Base64 encoded data in POST request triggering WAF

I have a website that sends a POST request with one field including a Base64 image. The WAF is blocking this request due to the following rule…

100139D - XSS, HTML Injection - Data URI

Is base64 encoded data in a POST request some kind of security exploit? Why is such a check included in this rule? How do I disable this check on base64 encoding without taking out all the other WAF rules or how else can I send this base64 encoded data that won’t trigger any WAF rules.

@mdemoura is one of the WAF experts and might know why it’s triggering.

1 Like

Hi @Andrew1234, could you post an example request that is being blocked by rule 100139D?

We have an input field like this but with a 1+MB image base64 encoded in it. Doing this sets off the rule for some reason.

<input type="hidden" name="croppedimage" id="croppedimage" value="data:image/png;base64,iVBORw0KGgoAAAANSUhEUgAABQAAAAJYCAYAAAA9nkvjAAAgAElEQVR4Xuy9B5hlR3U....................LNToJcw6X2Jdkiqbe2lzNXXVo1ROnHK8qVy8wIQD4ci7k++SfCRyugoA5FmXcfk6cpTd2BmD5PFYBQF9f0XXo6G3FAPw/5M98YaE+vYMAAAAASUVORK5CYII=">

Thanks, I’ve raised a ticket internally to tweak the rule so it doesn’t trigger on this kind of input.

◆ **EXERCISE REQUIREMENTS**:
1. Answer these questions from the WAF thread:
(a) Which rule is blocking the POST request?
(b) How large is the Base64-encoded image in the input field?
(c) What did the reply at the end say had been done about the rule?
2. Write a continuation of the WAF thread, starting after its final post.
The items have nothing to do with the WAF thread.

[Saved data entries]

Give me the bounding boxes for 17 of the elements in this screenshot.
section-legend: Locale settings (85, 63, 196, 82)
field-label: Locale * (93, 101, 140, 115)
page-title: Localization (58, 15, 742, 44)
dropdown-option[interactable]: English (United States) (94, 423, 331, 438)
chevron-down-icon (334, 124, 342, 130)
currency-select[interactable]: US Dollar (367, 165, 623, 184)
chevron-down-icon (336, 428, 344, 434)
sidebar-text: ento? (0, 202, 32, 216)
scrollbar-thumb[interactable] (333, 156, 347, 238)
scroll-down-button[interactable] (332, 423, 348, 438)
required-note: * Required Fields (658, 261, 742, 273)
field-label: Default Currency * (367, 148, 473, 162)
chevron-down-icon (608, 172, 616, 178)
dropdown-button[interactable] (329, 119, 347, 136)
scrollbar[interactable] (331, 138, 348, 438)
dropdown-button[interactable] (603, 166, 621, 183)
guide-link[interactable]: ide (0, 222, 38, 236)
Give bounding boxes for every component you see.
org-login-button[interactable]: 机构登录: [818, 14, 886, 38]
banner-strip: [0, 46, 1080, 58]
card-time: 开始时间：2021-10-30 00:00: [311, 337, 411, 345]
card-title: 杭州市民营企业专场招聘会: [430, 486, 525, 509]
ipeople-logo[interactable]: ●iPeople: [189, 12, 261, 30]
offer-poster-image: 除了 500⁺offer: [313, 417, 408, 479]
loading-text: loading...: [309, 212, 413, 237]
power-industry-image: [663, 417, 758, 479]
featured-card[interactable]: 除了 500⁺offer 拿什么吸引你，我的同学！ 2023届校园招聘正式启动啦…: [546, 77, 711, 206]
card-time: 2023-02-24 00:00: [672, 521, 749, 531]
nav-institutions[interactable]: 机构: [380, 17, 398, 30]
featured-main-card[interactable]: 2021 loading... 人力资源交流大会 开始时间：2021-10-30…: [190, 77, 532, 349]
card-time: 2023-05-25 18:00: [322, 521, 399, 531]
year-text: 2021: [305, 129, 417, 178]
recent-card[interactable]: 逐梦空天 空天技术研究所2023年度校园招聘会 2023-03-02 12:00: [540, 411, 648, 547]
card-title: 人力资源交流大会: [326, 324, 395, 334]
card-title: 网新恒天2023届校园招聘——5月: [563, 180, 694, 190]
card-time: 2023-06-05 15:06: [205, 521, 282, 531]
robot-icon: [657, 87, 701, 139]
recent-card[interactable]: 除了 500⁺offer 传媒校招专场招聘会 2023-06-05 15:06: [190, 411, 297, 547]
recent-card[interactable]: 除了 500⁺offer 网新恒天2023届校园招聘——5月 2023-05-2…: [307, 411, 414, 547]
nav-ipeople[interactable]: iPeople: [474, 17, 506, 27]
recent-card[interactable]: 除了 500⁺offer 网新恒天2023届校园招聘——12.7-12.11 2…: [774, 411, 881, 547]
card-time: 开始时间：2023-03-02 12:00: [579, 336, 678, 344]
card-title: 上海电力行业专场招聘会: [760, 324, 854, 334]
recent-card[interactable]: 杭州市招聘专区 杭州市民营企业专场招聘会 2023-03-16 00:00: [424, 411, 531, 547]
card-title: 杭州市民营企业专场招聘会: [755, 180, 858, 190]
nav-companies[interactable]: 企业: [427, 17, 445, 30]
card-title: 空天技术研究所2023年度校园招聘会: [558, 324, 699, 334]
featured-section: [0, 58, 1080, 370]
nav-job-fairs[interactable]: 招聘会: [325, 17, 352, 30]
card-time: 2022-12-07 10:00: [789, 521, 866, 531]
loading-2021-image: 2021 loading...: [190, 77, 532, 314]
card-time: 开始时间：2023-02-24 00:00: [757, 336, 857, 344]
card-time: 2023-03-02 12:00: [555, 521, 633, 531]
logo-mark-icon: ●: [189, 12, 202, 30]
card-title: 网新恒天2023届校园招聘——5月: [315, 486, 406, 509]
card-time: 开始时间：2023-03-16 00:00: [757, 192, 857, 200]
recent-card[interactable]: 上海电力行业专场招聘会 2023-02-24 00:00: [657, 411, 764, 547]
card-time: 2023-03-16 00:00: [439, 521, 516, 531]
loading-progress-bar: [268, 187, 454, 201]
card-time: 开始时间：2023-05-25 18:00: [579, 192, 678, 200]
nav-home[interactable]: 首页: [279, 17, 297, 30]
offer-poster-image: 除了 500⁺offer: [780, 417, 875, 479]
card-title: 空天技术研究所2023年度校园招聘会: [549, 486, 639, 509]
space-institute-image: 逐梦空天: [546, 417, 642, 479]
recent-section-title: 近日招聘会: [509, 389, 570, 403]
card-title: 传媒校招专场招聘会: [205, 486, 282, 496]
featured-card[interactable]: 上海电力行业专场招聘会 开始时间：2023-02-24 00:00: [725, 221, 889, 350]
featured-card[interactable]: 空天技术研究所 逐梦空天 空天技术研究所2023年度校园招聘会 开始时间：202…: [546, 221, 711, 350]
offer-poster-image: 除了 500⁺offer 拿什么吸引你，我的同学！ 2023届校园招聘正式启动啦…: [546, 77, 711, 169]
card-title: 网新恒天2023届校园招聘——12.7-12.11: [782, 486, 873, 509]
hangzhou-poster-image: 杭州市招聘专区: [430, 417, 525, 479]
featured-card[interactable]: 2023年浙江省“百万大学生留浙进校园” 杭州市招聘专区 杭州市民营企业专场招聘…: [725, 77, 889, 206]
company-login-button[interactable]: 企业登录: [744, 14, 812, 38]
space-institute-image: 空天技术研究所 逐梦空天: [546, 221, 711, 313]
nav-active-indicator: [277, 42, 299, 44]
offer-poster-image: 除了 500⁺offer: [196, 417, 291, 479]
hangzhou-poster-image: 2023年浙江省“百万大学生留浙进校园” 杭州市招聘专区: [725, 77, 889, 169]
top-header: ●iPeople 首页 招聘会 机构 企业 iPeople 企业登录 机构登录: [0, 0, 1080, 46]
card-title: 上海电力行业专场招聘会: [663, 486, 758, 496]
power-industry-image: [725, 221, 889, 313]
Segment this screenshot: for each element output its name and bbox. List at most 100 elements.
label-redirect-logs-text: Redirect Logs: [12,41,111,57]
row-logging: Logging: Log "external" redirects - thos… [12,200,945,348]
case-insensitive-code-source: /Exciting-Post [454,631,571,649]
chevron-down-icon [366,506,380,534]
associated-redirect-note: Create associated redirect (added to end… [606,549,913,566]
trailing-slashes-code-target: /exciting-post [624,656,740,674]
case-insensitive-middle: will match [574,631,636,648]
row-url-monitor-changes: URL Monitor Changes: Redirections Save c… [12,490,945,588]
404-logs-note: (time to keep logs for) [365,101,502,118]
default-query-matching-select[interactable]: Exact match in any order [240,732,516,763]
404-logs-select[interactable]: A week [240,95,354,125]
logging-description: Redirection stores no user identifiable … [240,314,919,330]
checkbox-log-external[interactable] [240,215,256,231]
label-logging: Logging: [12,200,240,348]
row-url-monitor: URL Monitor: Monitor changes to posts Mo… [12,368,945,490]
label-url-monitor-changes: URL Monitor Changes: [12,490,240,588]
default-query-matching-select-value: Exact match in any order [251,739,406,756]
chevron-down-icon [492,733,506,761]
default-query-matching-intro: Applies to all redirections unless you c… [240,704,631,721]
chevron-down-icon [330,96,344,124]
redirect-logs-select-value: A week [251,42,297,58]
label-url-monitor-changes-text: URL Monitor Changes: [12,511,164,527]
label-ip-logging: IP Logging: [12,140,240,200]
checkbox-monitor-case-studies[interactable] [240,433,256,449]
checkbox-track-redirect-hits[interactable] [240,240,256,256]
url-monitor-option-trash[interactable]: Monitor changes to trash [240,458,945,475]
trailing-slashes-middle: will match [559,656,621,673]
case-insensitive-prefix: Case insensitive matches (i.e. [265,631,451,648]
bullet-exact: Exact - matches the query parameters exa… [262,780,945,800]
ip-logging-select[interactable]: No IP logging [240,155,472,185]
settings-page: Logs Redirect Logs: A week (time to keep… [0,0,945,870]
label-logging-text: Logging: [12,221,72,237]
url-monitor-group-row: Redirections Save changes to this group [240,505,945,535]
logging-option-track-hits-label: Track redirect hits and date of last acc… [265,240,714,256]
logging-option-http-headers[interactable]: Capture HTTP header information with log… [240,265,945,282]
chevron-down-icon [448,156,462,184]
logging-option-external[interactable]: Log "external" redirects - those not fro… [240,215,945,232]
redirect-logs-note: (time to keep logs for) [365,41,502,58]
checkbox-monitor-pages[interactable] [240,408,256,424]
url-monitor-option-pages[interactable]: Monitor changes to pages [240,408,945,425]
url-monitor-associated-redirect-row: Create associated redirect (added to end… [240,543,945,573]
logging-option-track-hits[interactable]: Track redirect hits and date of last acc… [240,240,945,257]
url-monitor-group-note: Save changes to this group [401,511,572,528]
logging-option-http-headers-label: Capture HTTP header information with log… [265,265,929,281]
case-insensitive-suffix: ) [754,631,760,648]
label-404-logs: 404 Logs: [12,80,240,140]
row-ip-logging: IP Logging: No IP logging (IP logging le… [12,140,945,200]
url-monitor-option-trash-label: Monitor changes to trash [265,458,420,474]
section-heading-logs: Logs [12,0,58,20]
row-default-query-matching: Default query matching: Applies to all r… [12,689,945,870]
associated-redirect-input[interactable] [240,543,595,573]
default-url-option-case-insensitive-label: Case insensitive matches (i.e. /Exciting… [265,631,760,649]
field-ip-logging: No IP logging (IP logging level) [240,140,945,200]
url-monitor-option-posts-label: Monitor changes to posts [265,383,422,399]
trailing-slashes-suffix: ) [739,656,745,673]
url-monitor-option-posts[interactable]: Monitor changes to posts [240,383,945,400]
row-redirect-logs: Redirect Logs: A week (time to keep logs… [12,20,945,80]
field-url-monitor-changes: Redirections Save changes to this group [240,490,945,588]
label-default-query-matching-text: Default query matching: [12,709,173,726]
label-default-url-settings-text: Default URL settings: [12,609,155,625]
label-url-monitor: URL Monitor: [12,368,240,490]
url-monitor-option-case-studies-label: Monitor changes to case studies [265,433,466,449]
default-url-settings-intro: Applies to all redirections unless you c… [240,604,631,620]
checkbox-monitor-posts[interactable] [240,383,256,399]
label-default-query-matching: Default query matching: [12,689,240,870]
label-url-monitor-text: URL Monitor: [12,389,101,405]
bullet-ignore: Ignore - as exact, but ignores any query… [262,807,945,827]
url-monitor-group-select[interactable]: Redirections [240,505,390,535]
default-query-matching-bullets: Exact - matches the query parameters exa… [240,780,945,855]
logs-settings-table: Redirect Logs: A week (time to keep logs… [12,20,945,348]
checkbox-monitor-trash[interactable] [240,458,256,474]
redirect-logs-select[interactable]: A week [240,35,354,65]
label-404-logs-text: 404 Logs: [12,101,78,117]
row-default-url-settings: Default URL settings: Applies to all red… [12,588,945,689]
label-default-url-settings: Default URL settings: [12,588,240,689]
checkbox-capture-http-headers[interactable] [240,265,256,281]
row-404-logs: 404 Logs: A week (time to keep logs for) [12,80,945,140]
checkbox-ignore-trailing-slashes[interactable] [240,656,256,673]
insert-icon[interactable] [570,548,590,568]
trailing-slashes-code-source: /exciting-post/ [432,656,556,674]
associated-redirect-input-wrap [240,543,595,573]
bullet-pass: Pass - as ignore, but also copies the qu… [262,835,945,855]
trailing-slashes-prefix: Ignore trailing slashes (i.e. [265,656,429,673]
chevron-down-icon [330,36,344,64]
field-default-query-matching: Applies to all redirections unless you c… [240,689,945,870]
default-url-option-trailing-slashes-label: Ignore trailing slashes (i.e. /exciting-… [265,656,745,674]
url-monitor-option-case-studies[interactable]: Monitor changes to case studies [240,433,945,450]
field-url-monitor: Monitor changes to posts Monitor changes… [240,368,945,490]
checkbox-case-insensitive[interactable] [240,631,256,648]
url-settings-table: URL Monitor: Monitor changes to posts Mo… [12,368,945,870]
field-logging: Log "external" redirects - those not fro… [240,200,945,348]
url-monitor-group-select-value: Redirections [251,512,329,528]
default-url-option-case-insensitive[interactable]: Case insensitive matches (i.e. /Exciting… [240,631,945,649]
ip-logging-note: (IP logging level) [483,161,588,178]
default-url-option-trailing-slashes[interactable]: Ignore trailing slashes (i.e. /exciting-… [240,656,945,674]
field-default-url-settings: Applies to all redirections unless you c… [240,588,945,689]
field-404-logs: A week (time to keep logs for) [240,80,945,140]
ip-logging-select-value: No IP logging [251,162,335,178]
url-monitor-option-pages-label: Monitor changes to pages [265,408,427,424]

◆ **ANSWERS BELOW**:
1.
(a) Rule 100139D, XSS, HTML Injection - Data URI.
(b) It is larger than 1 MB.
(c) A ticket was raised internally to tweak the rule so it doesn't trigger on this kind of input.

2.
How do I disable this check on base64 encoding without taking out all the other WAF rules

In the meantime, you can disable the 100139D rule individually or set its action to just “Log”.

2 Likes

Thanks. How can I follow along with the progress of this to know the status of this issue and when/if we can expect a fix within CF.

Any updates? Thanks

We have also hit this error are there any updates please ?

Hello, any updates on this issue please?

3 months since this was raised. Just wondering if this is still an issue?

This topic was automatically closed 30 days after the last reply. New replies are no longer allowed.